### DIRECTION:
According to the IsoKernel page, which two values can the method parameter take?

IsoKernel - IsoKernel is a python library for Isolation Kernel. It includes several kernel methods using isolation mechanism.
- Isolation Kernel (IsoKernel)
- Isolation Distribution Kernel (IsoDisKernel)
PyPI install, presuming you have an up to date pip.
For a manual install of the latest code directly from GitHub:
pip install git+https://github.com/xhan97/IsoKernel.git
Alternatively download the package, install requirements, and manually run the installer:
wget https://codeload.github.com/xhan97/IsoKernel/zip/refs/heads/master
unzip IsoKernel-master.zip
rm IsoKernel-master.zip
cd IsoKernel-master
pip install -r requirements.txt
python setup.py install
The IsoKernel package inherits from sklearn classes, and thus drops in neatly
next to other sklearn with an identical calling API. Similarly it
supports input in a variety of formats: an array (or pandas dataframe) of shape (num_samples x num_features)
.
from IsoKernel import IsoKernel
from sklearn.datasets import make_blobs
data, _ = make_blobs(1000)
ik = IsoKernel(n_estimators=200, max_samples=16, method="anne") # method can be "anne" or "inne"
ik = ik.fit(data)
# get Isolation Kernel feature for all points in data.
ik.transform(data)
# get pairwise Isolation Kernel similarity for all points in data.
ik.similarity(data)
Isolation Distributional Kernel is a new way to measure the similarity between two distributions. It addresses two key issues of kernel mean embedding, where the kernel employed has:
- a feature map with intractable dimensionality which leads to high computational cost;
- data independency which leads to poor accuracy.
from IsoKernel import IsoDisKernel
from sklearn.datasets import make_blobs
data, _ = make_blobs(1000)
idk = IsoDisKernel(n_estimators=200, max_samples=16, method="anne") # method can be "anne" or "inne"
idk = idk.fit(data)
D_i = data[:10]
D_j = data[-10:]
# Directly get the similarity between two distributions
# is_normalize: whether return the normalized similarity matrix ranged of [0,1]. Default: True
sim = idk.similarity(D_i, D_j, is_normalize=True)
# get ik feature of two distributions
ikm_D_i, ikm_D_j = idk.transform(D_i, D_j)
# get kernel mean embedding
kme_D_i = idk.kernel_mean_embedding(ikm_D_i)
kme_D_j = idk.kernel_mean_embedding(ikm_D_j)
# get similarity between two distributions.
sim = idk.kme_similarity(kme_D_i, kme_D_j, is_normalize=True)

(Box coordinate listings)
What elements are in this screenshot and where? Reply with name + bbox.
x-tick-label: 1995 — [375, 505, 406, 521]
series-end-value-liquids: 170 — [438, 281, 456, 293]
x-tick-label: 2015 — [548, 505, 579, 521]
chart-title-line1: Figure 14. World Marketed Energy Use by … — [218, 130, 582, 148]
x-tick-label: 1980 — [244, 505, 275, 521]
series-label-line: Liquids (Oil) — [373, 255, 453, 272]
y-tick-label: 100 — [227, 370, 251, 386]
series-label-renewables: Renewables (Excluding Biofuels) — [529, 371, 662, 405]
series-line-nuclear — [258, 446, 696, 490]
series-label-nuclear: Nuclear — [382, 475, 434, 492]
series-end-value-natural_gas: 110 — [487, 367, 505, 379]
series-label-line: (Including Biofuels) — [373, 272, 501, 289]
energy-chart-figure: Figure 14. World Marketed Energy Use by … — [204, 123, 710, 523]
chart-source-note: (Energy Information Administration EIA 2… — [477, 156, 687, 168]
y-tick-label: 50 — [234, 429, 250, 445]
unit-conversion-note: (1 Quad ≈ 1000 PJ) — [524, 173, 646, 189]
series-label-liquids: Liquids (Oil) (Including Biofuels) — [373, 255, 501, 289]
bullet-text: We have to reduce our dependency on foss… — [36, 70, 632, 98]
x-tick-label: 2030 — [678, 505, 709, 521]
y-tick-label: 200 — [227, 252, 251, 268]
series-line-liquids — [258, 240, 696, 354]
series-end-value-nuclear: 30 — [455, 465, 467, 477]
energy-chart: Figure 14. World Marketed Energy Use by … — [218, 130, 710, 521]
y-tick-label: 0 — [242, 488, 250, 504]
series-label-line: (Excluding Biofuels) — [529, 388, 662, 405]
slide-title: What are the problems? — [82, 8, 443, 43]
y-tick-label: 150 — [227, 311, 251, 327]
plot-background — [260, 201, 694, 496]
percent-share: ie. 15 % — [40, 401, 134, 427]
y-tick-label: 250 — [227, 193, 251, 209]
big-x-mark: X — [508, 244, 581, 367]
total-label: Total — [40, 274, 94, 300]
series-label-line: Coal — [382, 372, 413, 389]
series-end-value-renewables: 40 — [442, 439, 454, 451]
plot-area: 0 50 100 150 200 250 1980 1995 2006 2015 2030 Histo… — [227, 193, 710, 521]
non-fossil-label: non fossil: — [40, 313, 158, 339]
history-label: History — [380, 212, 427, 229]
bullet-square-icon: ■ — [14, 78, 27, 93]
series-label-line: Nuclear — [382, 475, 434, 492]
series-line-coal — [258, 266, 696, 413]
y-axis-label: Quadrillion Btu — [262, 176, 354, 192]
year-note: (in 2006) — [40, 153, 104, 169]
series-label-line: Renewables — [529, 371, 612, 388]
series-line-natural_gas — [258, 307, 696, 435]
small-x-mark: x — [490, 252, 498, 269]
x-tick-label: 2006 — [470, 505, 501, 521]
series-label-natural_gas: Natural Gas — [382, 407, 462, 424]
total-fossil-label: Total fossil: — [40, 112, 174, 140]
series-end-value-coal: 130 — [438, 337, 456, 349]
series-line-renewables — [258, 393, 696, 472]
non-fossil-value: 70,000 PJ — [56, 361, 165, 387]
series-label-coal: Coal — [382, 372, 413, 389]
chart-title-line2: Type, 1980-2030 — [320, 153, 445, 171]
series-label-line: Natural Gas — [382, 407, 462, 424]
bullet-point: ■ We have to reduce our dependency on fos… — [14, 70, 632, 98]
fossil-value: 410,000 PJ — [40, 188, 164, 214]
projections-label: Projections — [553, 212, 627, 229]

### COMPLETED TASK:
"anne" or "inne"